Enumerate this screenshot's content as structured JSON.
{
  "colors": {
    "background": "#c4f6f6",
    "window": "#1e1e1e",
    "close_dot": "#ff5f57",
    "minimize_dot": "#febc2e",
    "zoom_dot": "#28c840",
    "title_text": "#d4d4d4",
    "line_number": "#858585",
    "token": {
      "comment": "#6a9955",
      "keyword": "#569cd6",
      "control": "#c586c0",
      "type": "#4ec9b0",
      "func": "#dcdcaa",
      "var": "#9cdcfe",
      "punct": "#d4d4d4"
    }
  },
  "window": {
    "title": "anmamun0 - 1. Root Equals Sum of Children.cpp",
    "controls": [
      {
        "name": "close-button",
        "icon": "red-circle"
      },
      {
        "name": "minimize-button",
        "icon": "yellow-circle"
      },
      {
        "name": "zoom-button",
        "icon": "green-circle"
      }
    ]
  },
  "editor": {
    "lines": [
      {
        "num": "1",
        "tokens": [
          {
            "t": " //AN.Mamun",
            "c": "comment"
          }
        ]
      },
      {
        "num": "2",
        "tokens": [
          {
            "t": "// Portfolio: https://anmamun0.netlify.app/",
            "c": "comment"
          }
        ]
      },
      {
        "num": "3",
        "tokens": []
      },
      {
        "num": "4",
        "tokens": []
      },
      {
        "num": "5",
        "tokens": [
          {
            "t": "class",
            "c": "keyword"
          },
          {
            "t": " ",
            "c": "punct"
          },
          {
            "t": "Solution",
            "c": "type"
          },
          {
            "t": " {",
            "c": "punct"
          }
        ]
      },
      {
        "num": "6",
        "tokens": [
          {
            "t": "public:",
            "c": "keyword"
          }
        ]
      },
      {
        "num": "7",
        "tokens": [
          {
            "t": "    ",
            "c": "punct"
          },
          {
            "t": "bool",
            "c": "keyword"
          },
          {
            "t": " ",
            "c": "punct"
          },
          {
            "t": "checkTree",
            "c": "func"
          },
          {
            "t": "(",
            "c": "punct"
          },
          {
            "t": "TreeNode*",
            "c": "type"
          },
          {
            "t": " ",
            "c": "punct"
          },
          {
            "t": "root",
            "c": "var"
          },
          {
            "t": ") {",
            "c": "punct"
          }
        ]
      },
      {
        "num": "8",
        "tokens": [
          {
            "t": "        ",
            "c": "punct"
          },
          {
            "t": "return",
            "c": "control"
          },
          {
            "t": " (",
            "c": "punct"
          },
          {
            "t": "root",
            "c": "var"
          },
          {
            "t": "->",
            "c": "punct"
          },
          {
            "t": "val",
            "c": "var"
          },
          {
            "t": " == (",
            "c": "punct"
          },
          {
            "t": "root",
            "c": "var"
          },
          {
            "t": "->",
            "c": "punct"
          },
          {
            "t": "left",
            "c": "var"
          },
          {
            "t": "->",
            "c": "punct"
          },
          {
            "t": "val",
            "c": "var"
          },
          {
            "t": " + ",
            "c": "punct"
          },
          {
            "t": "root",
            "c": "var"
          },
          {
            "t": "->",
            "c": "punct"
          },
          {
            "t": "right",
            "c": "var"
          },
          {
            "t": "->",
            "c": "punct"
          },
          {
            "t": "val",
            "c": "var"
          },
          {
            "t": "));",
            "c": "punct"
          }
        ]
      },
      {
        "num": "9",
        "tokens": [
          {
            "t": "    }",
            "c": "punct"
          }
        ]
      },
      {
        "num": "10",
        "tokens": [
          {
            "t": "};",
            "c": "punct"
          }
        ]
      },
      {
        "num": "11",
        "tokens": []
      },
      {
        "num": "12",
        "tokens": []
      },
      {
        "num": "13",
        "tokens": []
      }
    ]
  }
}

▶ _What you have to do_
Reproduce the material above exactly; please quote every line of it.

▶ _Solution_
Enumerate this screenshot's content as structured JSON.
{
  "colors": {
    "background": "#c4f6f6",
    "window": "#1e1e1e",
    "close_dot": "#ff5f57",
    "minimize_dot": "#febc2e",
    "zoom_dot": "#28c840",
    "title_text": "#d4d4d4",
    "line_number": "#858585",
    "token": {
      "comment": "#6a9955",
      "keyword": "#569cd6",
      "control": "#c586c0",
      "type": "#4ec9b0",
      "func": "#dcdcaa",
      "var": "#9cdcfe",
      "punct": "#d4d4d4"
    }
  },
  "window": {
    "title": "anmamun0 - 1. Root Equals Sum of Children.cpp",
    "controls": [
      {
        "name": "close-button",
        "icon": "red-circle"
      },
      {
        "name": "minimize-button",
        "icon": "yellow-circle"
      },
      {
        "name": "zoom-button",
        "icon": "green-circle"
      }
    ]
  },
  "editor": {
    "lines": [
      {
        "num": "1",
        "tokens": [
          {
            "t": " //AN.Mamun",
            "c": "comment"
          }
        ]
      },
      {
        "num": "2",
        "tokens": [
          {
            "t": "// Portfolio: https://anmamun0.netlify.app/",
            "c": "comment"
          }
        ]
      },
      {
        "num": "3",
        "tokens": []
      },
      {
        "num": "4",
        "tokens": []
      },
      {
        "num": "5",
        "tokens": [
          {
            "t": "class",
            "c": "keyword"
          },
          {
            "t": " ",
            "c": "punct"
          },
          {
            "t": "Solution",
            "c": "type"
          },
          {
            "t": " {",
            "c": "punct"
          }
        ]
      },
      {
        "num": "6",
        "tokens": [
          {
            "t": "public:",
            "c": "keyword"
          }
        ]
      },
      {
        "num": "7",
        "tokens": [
          {
            "t": "    ",
            "c": "punct"
          },
          {
            "t": "bool",
            "c": "keyword"
          },
          {
            "t": " ",
            "c": "punct"
          },
          {
            "t": "checkTree",
            "c": "func"
          },
          {
            "t": "(",
            "c": "punct"
          },
          {
            "t": "TreeNode*",
            "c": "type"
          },
          {
            "t": " ",
            "c": "punct"
          },
          {
            "t": "root",
            "c": "var"
          },
          {
            "t": ") {",
            "c": "punct"
          }
        ]
      },
      {
        "num": "8",
        "tokens": [
          {
            "t": "        ",
            "c": "punct"
          },
          {
            "t": "return",
            "c": "control"
          },
          {
            "t": " (",
            "c": "punct"
          },
          {
            "t": "root",
            "c": "var"
          },
          {
            "t": "->",
            "c": "punct"
          },
          {
            "t": "val",
            "c": "var"
          },
          {
            "t": " == (",
            "c": "punct"
          },
          {
            "t": "root",
            "c": "var"
          },
          {
            "t": "->",
            "c": "punct"
          },
          {
            "t": "left",
            "c": "var"
          },
          {
            "t": "->",
            "c": "punct"
          },
          {
            "t": "val",
            "c": "var"
          },
          {
            "t": " + ",
            "c": "punct"
          },
          {
            "t": "root",
            "c": "var"
          },
          {
            "t": "->",
            "c": "punct"
          },
          {
            "t": "right",
            "c": "var"
          },
          {
            "t": "->",
            "c": "punct"
          },
          {
            "t": "val",
            "c": "var"
          },
          {
            "t": "));",
            "c": "punct"
          }
        ]
      },
      {
        "num": "9",
        "tokens": [
          {
            "t": "    }",
            "c": "punct"
          }
        ]
      },
      {
        "num": "10",
        "tokens": [
          {
            "t": "};",
            "c": "punct"
          }
        ]
      },
      {
        "num": "11",
        "tokens": []
      },
      {
        "num": "12",
        "tokens": []
      },
      {
        "num": "13",
        "tokens": []
      }
    ]
  }
}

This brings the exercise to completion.